Short exercise: Select all lines holding the word "Output" from the entries that follow.

— Start Provided information —

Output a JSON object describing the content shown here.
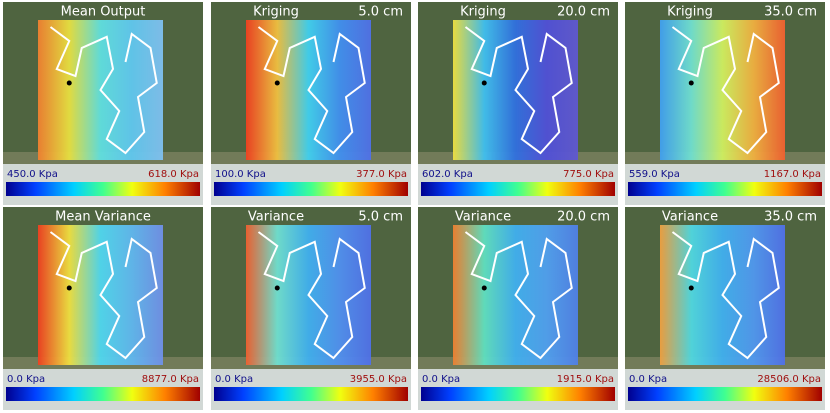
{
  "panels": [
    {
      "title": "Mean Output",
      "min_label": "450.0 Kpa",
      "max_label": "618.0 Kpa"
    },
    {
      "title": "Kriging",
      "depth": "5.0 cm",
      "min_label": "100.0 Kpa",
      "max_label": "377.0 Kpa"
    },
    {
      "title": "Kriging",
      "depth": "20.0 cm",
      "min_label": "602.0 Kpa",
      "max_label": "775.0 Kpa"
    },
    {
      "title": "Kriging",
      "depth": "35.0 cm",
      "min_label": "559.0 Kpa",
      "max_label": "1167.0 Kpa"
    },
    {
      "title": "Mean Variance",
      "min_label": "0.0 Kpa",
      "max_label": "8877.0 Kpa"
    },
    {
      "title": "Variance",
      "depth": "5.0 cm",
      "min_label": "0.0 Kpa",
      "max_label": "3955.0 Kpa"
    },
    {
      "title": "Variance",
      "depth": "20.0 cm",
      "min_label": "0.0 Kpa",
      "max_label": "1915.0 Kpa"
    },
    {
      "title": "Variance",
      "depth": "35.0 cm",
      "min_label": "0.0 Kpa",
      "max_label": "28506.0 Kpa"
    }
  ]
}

— End Provided information —

Correct answer:
Output a JSON object describing the content shown here.
      "title": "Mean Output",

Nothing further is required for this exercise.